The task: Without changing a character, return the entries, but not the images they hold.

· · · · ·

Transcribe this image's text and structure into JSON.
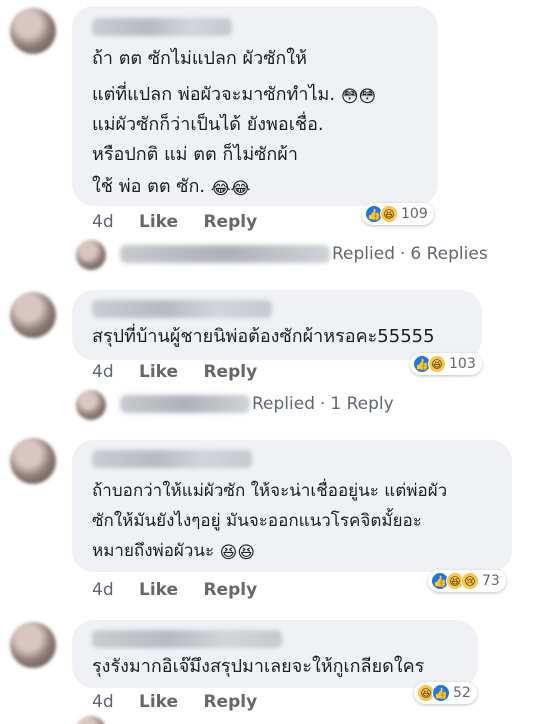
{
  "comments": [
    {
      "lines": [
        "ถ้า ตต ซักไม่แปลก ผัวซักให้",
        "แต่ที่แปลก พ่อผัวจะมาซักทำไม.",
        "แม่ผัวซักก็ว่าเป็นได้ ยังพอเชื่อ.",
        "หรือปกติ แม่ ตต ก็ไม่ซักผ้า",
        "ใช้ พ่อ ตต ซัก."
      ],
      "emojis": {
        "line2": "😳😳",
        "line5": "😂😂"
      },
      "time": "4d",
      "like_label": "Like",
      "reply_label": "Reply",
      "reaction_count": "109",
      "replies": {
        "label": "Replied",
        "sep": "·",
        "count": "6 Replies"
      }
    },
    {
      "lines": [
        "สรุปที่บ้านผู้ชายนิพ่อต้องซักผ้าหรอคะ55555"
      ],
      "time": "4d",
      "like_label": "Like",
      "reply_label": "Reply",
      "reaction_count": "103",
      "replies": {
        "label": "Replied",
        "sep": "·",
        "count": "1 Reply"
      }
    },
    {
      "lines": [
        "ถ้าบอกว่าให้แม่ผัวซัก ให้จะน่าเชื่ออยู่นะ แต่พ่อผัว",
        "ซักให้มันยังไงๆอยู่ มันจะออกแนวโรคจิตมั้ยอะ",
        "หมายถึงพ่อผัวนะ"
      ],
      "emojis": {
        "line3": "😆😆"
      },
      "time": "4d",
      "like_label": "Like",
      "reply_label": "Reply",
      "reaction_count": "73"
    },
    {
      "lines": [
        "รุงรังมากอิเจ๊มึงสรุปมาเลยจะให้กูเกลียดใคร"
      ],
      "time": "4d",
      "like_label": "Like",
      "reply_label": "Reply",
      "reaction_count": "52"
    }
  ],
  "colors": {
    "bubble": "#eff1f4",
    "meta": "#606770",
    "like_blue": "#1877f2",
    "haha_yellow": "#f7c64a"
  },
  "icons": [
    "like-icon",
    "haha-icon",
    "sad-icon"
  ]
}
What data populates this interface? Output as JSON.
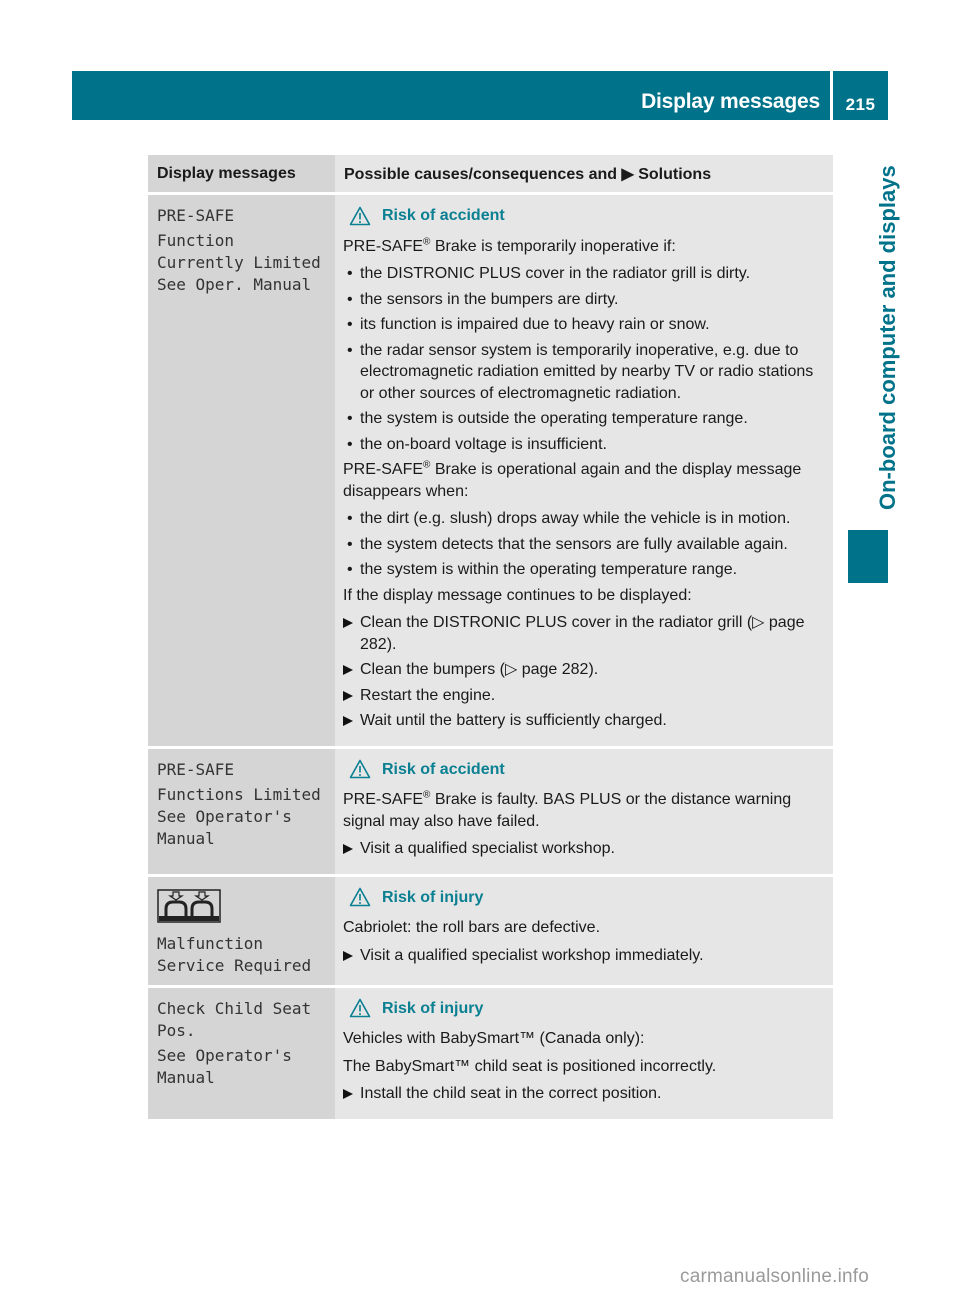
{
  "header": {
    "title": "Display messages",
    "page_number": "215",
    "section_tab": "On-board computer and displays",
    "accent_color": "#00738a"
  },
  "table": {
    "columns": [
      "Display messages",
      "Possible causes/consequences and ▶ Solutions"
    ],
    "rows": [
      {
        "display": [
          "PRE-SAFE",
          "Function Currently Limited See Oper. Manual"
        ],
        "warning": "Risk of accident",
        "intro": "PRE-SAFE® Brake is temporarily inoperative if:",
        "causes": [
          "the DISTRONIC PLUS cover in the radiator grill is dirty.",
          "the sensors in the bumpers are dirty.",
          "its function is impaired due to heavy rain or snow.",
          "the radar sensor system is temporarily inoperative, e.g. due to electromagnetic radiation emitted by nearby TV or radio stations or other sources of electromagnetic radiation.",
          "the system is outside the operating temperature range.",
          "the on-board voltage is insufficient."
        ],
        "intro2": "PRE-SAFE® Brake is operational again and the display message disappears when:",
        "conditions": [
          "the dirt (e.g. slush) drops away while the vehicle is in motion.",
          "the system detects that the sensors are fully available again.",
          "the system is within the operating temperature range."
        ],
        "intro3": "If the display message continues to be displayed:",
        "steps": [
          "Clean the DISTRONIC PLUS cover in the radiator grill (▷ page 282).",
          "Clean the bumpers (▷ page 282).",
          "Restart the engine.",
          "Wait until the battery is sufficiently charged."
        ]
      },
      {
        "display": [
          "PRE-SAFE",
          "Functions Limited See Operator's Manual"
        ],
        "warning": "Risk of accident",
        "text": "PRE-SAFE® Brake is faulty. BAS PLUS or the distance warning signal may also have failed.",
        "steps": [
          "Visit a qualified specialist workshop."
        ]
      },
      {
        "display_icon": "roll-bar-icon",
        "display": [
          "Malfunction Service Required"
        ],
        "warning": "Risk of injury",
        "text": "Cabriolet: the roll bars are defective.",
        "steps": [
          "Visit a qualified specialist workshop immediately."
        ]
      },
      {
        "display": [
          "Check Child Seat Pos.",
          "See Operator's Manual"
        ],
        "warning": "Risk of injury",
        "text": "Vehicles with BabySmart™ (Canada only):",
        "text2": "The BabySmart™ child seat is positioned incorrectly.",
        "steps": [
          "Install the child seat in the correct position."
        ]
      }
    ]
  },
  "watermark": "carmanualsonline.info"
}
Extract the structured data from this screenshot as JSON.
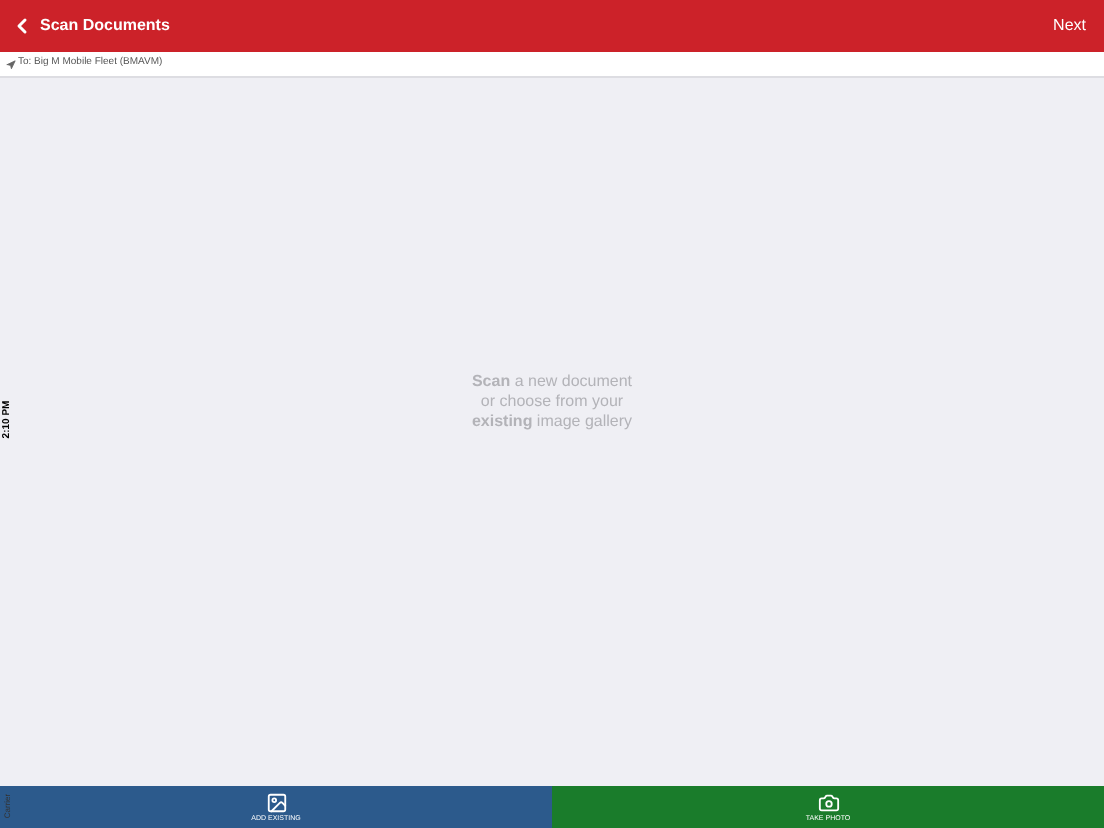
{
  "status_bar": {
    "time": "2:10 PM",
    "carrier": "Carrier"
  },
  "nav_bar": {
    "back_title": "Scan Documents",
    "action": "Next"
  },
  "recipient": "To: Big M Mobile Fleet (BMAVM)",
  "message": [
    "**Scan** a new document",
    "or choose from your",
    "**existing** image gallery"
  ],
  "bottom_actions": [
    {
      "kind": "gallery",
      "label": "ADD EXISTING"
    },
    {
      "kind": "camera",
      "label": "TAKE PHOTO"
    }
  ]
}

· · · · ·

Task result:
Transcribe this image's text and structure into JSON.
{
  "comments": [
    {
      "lines": [
        "ถ้า ตต ซักไม่แปลก ผัวซักให้",
        "แต่ที่แปลก พ่อผัวจะมาซักทำไม.",
        "แม่ผัวซักก็ว่าเป็นได้ ยังพอเชื่อ.",
        "หรือปกติ แม่ ตต ก็ไม่ซักผ้า",
        "ใช้ พ่อ ตต ซัก."
      ],
      "emojis": {
        "line2": "😳😳",
        "line5": "😂😂"
      },
      "time": "4d",
      "like_label": "Like",
      "reply_label": "Reply",
      "reaction_count": "109",
      "replies": {
        "label": "Replied",
        "sep": "·",
        "count": "6 Replies"
      }
    },
    {
      "lines": [
        "สรุปที่บ้านผู้ชายนิพ่อต้องซักผ้าหรอคะ55555"
      ],
      "time": "4d",
      "like_label": "Like",
      "reply_label": "Reply",
      "reaction_count": "103",
      "replies": {
        "label": "Replied",
        "sep": "·",
        "count": "1 Reply"
      }
    },
    {
      "lines": [
        "ถ้าบอกว่าให้แม่ผัวซัก ให้จะน่าเชื่ออยู่นะ แต่พ่อผัว",
        "ซักให้มันยังไงๆอยู่ มันจะออกแนวโรคจิตมั้ยอะ",
        "หมายถึงพ่อผัวนะ"
      ],
      "emojis": {
        "line3": "😆😆"
      },
      "time": "4d",
      "like_label": "Like",
      "reply_label": "Reply",
      "reaction_count": "73"
    },
    {
      "lines": [
        "รุงรังมากอิเจ๊มึงสรุปมาเลยจะให้กูเกลียดใคร"
      ],
      "time": "4d",
      "like_label": "Like",
      "reply_label": "Reply",
      "reaction_count": "52"
    }
  ],
  "colors": {
    "bubble": "#eff1f4",
    "meta": "#606770",
    "like_blue": "#1877f2",
    "haha_yellow": "#f7c64a"
  },
  "icons": [
    "like-icon",
    "haha-icon",
    "sad-icon"
  ]
}
What data populates this interface? Output as JSON.
{
  "header": {
    "title": "Display messages",
    "page_number": "215",
    "section_tab": "On-board computer and displays",
    "accent_color": "#00738a"
  },
  "table": {
    "columns": [
      "Display messages",
      "Possible causes/consequences and ▶ Solutions"
    ],
    "rows": [
      {
        "display": [
          "PRE-SAFE",
          "Function Currently Limited See Oper. Manual"
        ],
        "warning": "Risk of accident",
        "intro": "PRE-SAFE® Brake is temporarily inoperative if:",
        "causes": [
          "the DISTRONIC PLUS cover in the radiator grill is dirty.",
          "the sensors in the bumpers are dirty.",
          "its function is impaired due to heavy rain or snow.",
          "the radar sensor system is temporarily inoperative, e.g. due to electromagnetic radiation emitted by nearby TV or radio stations or other sources of electromagnetic radiation.",
          "the system is outside the operating temperature range.",
          "the on-board voltage is insufficient."
        ],
        "intro2": "PRE-SAFE® Brake is operational again and the display message disappears when:",
        "conditions": [
          "the dirt (e.g. slush) drops away while the vehicle is in motion.",
          "the system detects that the sensors are fully available again.",
          "the system is within the operating temperature range."
        ],
        "intro3": "If the display message continues to be displayed:",
        "steps": [
          "Clean the DISTRONIC PLUS cover in the radiator grill (▷ page 282).",
          "Clean the bumpers (▷ page 282).",
          "Restart the engine.",
          "Wait until the battery is sufficiently charged."
        ]
      },
      {
        "display": [
          "PRE-SAFE",
          "Functions Limited See Operator's Manual"
        ],
        "warning": "Risk of accident",
        "text": "PRE-SAFE® Brake is faulty. BAS PLUS or the distance warning signal may also have failed.",
        "steps": [
          "Visit a qualified specialist workshop."
        ]
      },
      {
        "display_icon": "roll-bar-icon",
        "display": [
          "Malfunction Service Required"
        ],
        "warning": "Risk of injury",
        "text": "Cabriolet: the roll bars are defective.",
        "steps": [
          "Visit a qualified specialist workshop immediately."
        ]
      },
      {
        "display": [
          "Check Child Seat Pos.",
          "See Operator's Manual"
        ],
        "warning": "Risk of injury",
        "text": "Vehicles with BabySmart™ (Canada only):",
        "text2": "The BabySmart™ child seat is positioned incorrectly.",
        "steps": [
          "Install the child seat in the correct position."
        ]
      }
    ]
  },
  "watermark": "carmanualsonline.info"
}
Extract the structured data from this screenshot as JSON.
{
  "status_bar": {
    "time": "2:10 PM",
    "carrier": "Carrier"
  },
  "nav_bar": {
    "back_title": "Scan Documents",
    "action": "Next"
  },
  "recipient": "To: Big M Mobile Fleet (BMAVM)",
  "message": [
    "**Scan** a new document",
    "or choose from your",
    "**existing** image gallery"
  ],
  "bottom_actions": [
    {
      "kind": "gallery",
      "label": "ADD EXISTING"
    },
    {
      "kind": "camera",
      "label": "TAKE PHOTO"
    }
  ]
}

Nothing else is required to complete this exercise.